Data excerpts
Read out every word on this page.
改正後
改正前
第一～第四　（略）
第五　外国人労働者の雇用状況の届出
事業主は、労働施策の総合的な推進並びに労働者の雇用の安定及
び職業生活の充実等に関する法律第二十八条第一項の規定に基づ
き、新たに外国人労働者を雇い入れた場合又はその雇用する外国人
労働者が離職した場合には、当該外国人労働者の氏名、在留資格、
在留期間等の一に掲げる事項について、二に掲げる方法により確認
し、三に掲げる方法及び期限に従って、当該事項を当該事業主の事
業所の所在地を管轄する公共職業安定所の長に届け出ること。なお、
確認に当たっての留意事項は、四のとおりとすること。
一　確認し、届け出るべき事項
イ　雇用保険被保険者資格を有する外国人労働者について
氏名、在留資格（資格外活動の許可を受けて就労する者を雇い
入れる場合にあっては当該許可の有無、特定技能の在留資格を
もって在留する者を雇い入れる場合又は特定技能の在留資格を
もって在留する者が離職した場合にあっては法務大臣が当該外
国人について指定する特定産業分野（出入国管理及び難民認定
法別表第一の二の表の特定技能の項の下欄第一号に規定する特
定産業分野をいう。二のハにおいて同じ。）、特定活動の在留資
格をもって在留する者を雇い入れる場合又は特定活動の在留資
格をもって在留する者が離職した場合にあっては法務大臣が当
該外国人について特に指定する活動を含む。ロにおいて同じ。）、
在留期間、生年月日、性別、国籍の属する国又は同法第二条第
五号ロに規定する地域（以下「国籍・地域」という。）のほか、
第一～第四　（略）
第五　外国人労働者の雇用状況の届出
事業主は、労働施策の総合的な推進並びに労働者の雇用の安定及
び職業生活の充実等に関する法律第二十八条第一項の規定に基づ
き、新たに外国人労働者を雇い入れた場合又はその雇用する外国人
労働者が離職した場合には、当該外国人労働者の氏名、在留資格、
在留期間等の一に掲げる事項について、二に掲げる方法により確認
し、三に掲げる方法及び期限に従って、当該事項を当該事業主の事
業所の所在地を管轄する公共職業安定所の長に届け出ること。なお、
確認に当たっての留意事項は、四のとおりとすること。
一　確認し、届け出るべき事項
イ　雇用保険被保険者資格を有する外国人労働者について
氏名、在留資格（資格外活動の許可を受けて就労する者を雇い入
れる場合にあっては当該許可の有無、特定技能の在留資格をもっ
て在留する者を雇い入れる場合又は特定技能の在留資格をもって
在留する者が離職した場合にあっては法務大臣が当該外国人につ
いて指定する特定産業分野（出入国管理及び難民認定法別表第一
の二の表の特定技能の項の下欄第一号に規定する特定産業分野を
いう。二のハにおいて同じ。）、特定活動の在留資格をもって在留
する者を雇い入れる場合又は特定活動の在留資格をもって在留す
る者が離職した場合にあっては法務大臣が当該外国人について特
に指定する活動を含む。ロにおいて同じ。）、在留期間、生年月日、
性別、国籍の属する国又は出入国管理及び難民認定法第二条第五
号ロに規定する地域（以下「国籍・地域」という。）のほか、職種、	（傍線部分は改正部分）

_Requirement_. Repeat all of the entries exactly.

_Expected answer_.
Read out every word on this page.
改正後
改正前
第一～第四　（略）
第五　外国人労働者の雇用状況の届出
事業主は、労働施策の総合的な推進並びに労働者の雇用の安定及
び職業生活の充実等に関する法律第二十八条第一項の規定に基づ
き、新たに外国人労働者を雇い入れた場合又はその雇用する外国人
労働者が離職した場合には、当該外国人労働者の氏名、在留資格、
在留期間等の一に掲げる事項について、二に掲げる方法により確認
し、三に掲げる方法及び期限に従って、当該事項を当該事業主の事
業所の所在地を管轄する公共職業安定所の長に届け出ること。なお、
確認に当たっての留意事項は、四のとおりとすること。
一　確認し、届け出るべき事項
イ　雇用保険被保険者資格を有する外国人労働者について
氏名、在留資格（資格外活動の許可を受けて就労する者を雇い
入れる場合にあっては当該許可の有無、特定技能の在留資格を
もって在留する者を雇い入れる場合又は特定技能の在留資格を
もって在留する者が離職した場合にあっては法務大臣が当該外
国人について指定する特定産業分野（出入国管理及び難民認定
法別表第一の二の表の特定技能の項の下欄第一号に規定する特
定産業分野をいう。二のハにおいて同じ。）、特定活動の在留資
格をもって在留する者を雇い入れる場合又は特定活動の在留資
格をもって在留する者が離職した場合にあっては法務大臣が当
該外国人について特に指定する活動を含む。ロにおいて同じ。）、
在留期間、生年月日、性別、国籍の属する国又は同法第二条第
五号ロに規定する地域（以下「国籍・地域」という。）のほか、
第一～第四　（略）
第五　外国人労働者の雇用状況の届出
事業主は、労働施策の総合的な推進並びに労働者の雇用の安定及
び職業生活の充実等に関する法律第二十八条第一項の規定に基づ
き、新たに外国人労働者を雇い入れた場合又はその雇用する外国人
労働者が離職した場合には、当該外国人労働者の氏名、在留資格、
在留期間等の一に掲げる事項について、二に掲げる方法により確認
し、三に掲げる方法及び期限に従って、当該事項を当該事業主の事
業所の所在地を管轄する公共職業安定所の長に届け出ること。なお、
確認に当たっての留意事項は、四のとおりとすること。
一　確認し、届け出るべき事項
イ　雇用保険被保険者資格を有する外国人労働者について
氏名、在留資格（資格外活動の許可を受けて就労する者を雇い入
れる場合にあっては当該許可の有無、特定技能の在留資格をもっ
て在留する者を雇い入れる場合又は特定技能の在留資格をもって
在留する者が離職した場合にあっては法務大臣が当該外国人につ
いて指定する特定産業分野（出入国管理及び難民認定法別表第一
の二の表の特定技能の項の下欄第一号に規定する特定産業分野を
いう。二のハにおいて同じ。）、特定活動の在留資格をもって在留
する者を雇い入れる場合又は特定活動の在留資格をもって在留す
る者が離職した場合にあっては法務大臣が当該外国人について特
に指定する活動を含む。ロにおいて同じ。）、在留期間、生年月日、
性別、国籍の属する国又は出入国管理及び難民認定法第二条第五
号ロに規定する地域（以下「国籍・地域」という。）のほか、職種、	（傍線部分は改正部分）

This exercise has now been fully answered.